What you need to do =>
Retype each record shown below, leaving every character as it is.

================

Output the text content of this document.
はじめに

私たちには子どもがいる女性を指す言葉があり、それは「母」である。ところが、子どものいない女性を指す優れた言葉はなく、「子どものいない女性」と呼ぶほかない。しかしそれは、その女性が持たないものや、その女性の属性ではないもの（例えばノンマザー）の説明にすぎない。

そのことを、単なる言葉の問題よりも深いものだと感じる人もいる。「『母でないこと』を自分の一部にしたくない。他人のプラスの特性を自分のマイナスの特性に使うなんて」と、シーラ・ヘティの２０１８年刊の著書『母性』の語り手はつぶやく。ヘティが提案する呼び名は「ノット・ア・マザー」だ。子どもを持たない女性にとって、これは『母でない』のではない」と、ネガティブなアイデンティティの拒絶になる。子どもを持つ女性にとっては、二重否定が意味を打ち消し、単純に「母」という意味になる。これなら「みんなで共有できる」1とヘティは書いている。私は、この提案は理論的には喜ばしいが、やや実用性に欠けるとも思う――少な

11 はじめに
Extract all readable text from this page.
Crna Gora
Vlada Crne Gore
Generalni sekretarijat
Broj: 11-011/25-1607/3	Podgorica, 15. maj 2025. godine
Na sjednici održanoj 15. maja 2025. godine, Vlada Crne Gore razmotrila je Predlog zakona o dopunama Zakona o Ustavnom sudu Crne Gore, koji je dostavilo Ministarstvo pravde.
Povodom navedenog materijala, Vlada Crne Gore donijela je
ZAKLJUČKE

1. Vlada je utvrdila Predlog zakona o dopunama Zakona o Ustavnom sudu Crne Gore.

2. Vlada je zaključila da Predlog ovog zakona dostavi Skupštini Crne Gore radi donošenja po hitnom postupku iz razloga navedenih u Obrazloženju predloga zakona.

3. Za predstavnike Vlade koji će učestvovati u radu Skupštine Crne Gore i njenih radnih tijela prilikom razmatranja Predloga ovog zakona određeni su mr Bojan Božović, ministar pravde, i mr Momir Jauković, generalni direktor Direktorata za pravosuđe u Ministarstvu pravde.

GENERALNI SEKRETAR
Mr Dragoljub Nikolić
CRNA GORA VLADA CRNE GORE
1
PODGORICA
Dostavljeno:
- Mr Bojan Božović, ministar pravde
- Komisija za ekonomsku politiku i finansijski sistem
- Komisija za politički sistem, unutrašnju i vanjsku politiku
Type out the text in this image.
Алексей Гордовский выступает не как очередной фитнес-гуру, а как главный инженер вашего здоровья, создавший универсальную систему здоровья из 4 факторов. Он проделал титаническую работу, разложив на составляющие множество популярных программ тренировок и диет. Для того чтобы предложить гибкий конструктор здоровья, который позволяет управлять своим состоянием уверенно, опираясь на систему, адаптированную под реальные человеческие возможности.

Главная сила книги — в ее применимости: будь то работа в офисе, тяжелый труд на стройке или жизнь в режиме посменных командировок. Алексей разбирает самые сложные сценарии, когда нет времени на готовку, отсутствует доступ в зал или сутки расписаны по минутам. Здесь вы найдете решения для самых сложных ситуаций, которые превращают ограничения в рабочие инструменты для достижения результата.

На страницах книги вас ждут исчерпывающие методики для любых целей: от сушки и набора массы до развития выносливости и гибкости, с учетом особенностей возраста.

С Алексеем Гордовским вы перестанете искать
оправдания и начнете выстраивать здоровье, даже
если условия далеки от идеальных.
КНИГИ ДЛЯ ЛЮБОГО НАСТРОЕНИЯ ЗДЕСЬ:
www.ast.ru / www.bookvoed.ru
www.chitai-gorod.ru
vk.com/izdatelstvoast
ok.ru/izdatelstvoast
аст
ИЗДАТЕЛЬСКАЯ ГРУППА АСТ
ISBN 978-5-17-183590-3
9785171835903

================

Output =>
Output the text content of this document.
はじめに

私たちには子どもがいる女性を指す言葉があり、それは「母」である。ところが、子どものいない女性を指す優れた言葉はなく、「子どものいない女性」と呼ぶほかない。しかしそれは、その女性が持たないものや、その女性の属性ではないもの（例えばノンマザー）の説明にすぎない。

そのことを、単なる言葉の問題よりも深いものだと感じる人もいる。「『母でないこと』を自分の一部にしたくない。他人のプラスの特性を自分のマイナスの特性に使うなんて」と、シーラ・ヘティの２０１８年刊の著書『母性』の語り手はつぶやく。ヘティが提案する呼び名は「ノット・ア・マザー」だ。子どもを持たない女性にとって、これは『母でない』のではない」と、ネガティブなアイデンティティの拒絶になる。子どもを持つ女性にとっては、二重否定が意味を打ち消し、単純に「母」という意味になる。これなら「みんなで共有できる」1とヘティは書いている。私は、この提案は理論的には喜ばしいが、やや実用性に欠けるとも思う――少な

11 はじめに
Extract all readable text from this page.
Crna Gora
Vlada Crne Gore
Generalni sekretarijat
Broj: 11-011/25-1607/3	Podgorica, 15. maj 2025. godine
Na sjednici održanoj 15. maja 2025. godine, Vlada Crne Gore razmotrila je Predlog zakona o dopunama Zakona o Ustavnom sudu Crne Gore, koji je dostavilo Ministarstvo pravde.
Povodom navedenog materijala, Vlada Crne Gore donijela je
ZAKLJUČKE

1. Vlada je utvrdila Predlog zakona o dopunama Zakona o Ustavnom sudu Crne Gore.

2. Vlada je zaključila da Predlog ovog zakona dostavi Skupštini Crne Gore radi donošenja po hitnom postupku iz razloga navedenih u Obrazloženju predloga zakona.

3. Za predstavnike Vlade koji će učestvovati u radu Skupštine Crne Gore i njenih radnih tijela prilikom razmatranja Predloga ovog zakona određeni su mr Bojan Božović, ministar pravde, i mr Momir Jauković, generalni direktor Direktorata za pravosuđe u Ministarstvu pravde.

GENERALNI SEKRETAR
Mr Dragoljub Nikolić
CRNA GORA VLADA CRNE GORE
1
PODGORICA
Dostavljeno:
- Mr Bojan Božović, ministar pravde
- Komisija za ekonomsku politiku i finansijski sistem
- Komisija za politički sistem, unutrašnju i vanjsku politiku
Type out the text in this image.
Алексей Гордовский выступает не как очередной фитнес-гуру, а как главный инженер вашего здоровья, создавший универсальную систему здоровья из 4 факторов. Он проделал титаническую работу, разложив на составляющие множество популярных программ тренировок и диет. Для того чтобы предложить гибкий конструктор здоровья, который позволяет управлять своим состоянием уверенно, опираясь на систему, адаптированную под реальные человеческие возможности.

Главная сила книги — в ее применимости: будь то работа в офисе, тяжелый труд на стройке или жизнь в режиме посменных командировок. Алексей разбирает самые сложные сценарии, когда нет времени на готовку, отсутствует доступ в зал или сутки расписаны по минутам. Здесь вы найдете решения для самых сложных ситуаций, которые превращают ограничения в рабочие инструменты для достижения результата.

На страницах книги вас ждут исчерпывающие методики для любых целей: от сушки и набора массы до развития выносливости и гибкости, с учетом особенностей возраста.

С Алексеем Гордовским вы перестанете искать
оправдания и начнете выстраивать здоровье, даже
если условия далеки от идеальных.
КНИГИ ДЛЯ ЛЮБОГО НАСТРОЕНИЯ ЗДЕСЬ:
www.ast.ru / www.bookvoed.ru
www.chitai-gorod.ru
vk.com/izdatelstvoast
ok.ru/izdatelstvoast
аст
ИЗДАТЕЛЬСКАЯ ГРУППА АСТ
ISBN 978-5-17-183590-3
9785171835903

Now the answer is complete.